EXCERPTED DATA
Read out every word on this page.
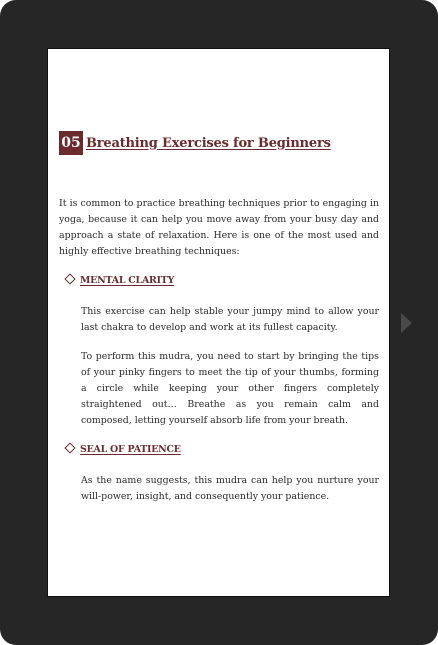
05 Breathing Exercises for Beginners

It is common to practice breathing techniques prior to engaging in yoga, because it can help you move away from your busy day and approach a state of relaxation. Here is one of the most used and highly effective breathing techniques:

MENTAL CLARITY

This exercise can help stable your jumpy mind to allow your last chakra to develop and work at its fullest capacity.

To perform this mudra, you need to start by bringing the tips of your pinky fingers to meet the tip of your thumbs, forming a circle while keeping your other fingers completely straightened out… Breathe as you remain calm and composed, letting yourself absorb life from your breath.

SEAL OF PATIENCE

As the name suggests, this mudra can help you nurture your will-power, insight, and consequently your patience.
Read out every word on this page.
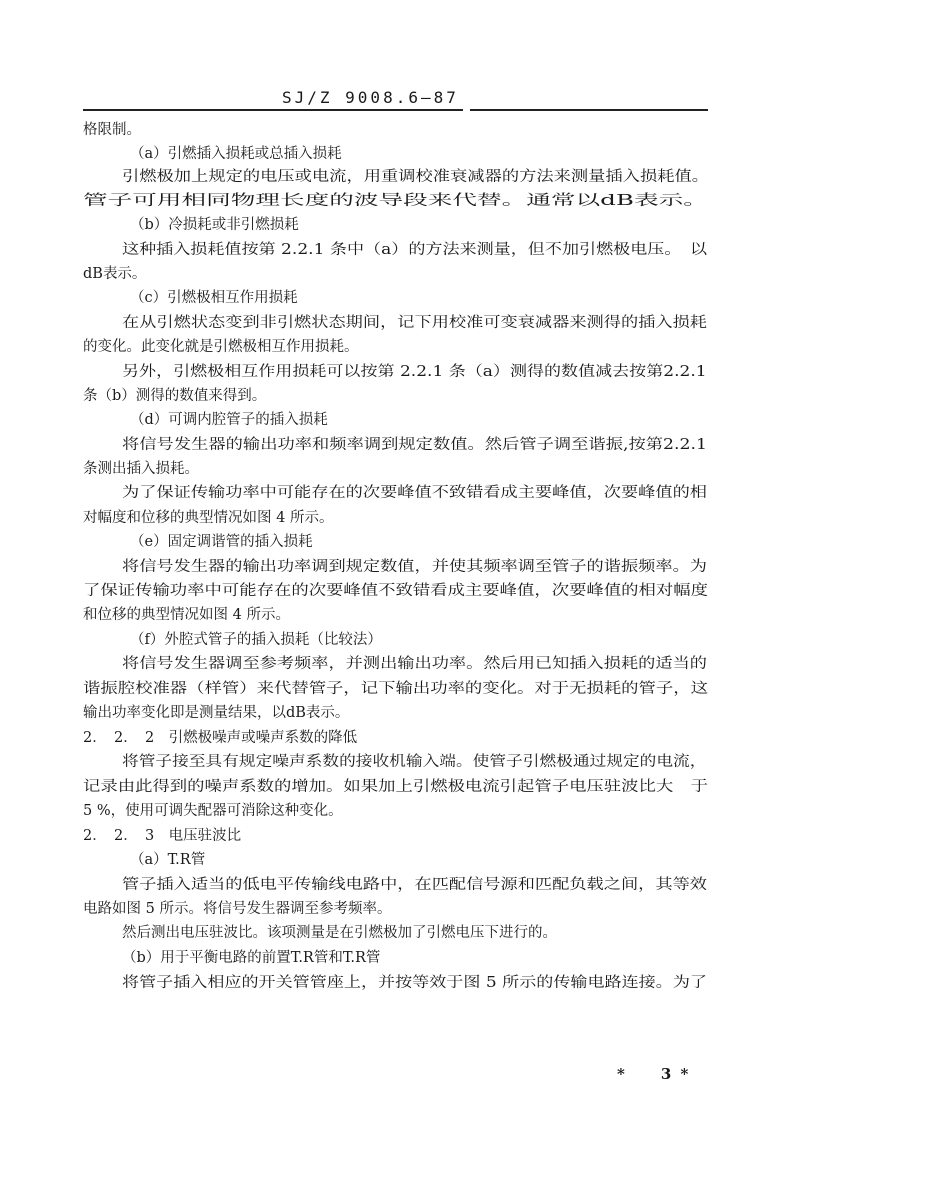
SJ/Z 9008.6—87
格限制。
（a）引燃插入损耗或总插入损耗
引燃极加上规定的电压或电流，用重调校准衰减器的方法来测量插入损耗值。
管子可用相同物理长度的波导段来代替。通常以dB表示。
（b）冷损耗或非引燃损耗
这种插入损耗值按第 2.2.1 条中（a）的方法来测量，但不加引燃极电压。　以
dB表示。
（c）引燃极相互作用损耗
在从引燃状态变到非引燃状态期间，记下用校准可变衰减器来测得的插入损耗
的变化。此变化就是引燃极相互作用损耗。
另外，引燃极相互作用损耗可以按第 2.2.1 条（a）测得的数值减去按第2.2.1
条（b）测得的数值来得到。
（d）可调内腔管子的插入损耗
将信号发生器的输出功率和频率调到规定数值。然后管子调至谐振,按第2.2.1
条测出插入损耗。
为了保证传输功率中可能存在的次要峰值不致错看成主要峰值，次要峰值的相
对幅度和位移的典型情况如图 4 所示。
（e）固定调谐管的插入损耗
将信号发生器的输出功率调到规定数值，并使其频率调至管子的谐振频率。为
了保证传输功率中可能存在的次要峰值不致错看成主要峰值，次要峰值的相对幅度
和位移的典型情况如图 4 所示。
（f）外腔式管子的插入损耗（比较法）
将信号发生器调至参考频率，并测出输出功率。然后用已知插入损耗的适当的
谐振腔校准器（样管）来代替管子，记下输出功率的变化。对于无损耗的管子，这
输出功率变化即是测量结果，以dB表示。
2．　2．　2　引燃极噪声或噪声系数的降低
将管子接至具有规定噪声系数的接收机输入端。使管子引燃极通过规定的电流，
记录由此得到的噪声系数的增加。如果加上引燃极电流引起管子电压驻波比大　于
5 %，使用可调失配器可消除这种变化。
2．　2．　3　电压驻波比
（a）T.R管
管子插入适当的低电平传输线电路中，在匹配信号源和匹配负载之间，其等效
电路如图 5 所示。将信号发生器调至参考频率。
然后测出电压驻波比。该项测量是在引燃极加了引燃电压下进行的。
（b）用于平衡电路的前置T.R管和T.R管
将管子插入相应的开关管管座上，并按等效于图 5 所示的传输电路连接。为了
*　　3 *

...

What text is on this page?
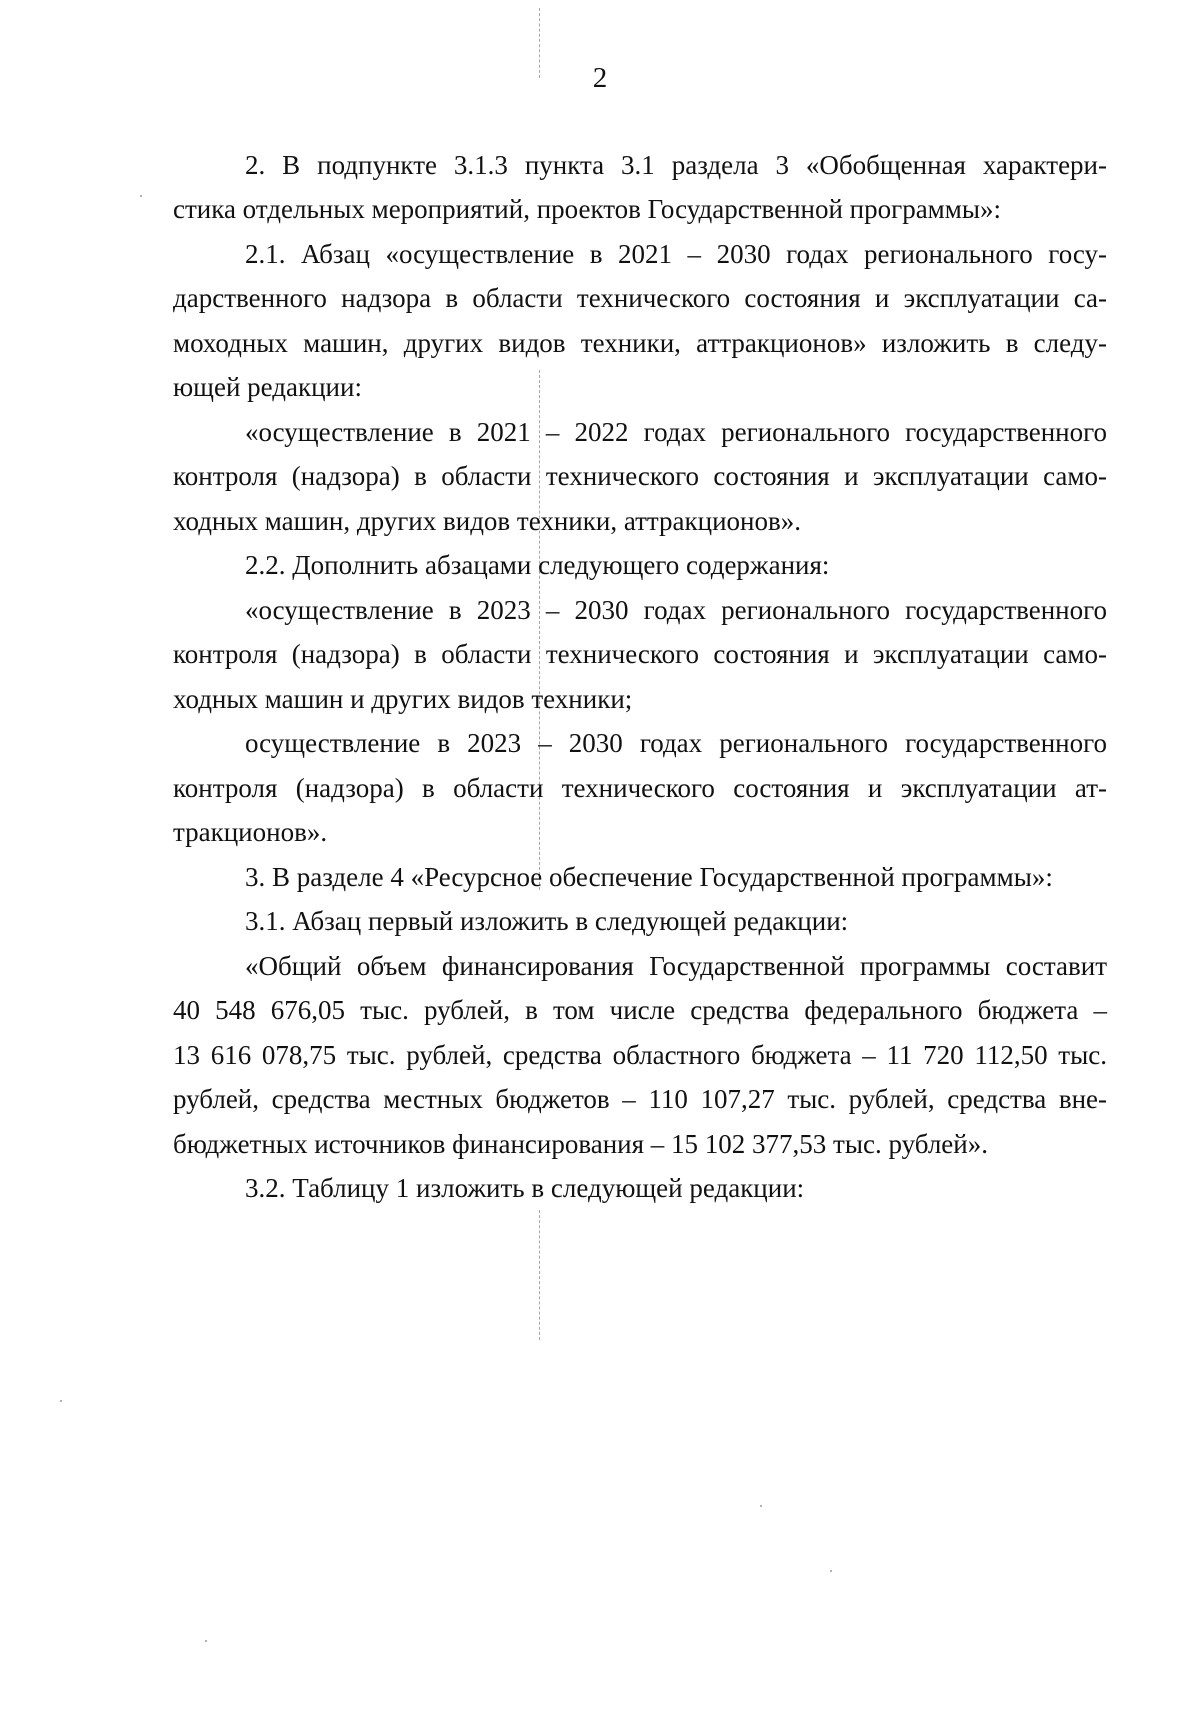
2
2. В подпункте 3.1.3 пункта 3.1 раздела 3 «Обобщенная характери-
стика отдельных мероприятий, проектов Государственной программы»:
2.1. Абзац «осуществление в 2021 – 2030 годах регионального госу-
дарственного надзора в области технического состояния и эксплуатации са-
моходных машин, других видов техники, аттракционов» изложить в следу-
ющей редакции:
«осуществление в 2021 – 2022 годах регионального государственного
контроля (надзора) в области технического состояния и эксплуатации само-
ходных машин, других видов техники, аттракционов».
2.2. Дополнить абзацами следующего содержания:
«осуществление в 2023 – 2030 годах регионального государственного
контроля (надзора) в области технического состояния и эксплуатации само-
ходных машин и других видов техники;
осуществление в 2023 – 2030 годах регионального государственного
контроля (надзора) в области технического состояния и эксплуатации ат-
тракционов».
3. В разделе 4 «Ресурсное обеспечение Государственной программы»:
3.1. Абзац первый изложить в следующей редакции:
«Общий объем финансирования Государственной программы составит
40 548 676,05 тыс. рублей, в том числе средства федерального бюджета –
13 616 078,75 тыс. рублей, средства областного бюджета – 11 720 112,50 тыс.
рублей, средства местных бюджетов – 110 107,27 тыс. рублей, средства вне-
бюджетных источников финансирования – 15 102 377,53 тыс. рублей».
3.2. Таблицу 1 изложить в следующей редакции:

WRITTEN EXERCISE
Report how many lines in the records above contain the word "mudra", giving only the number.

ANSWER
2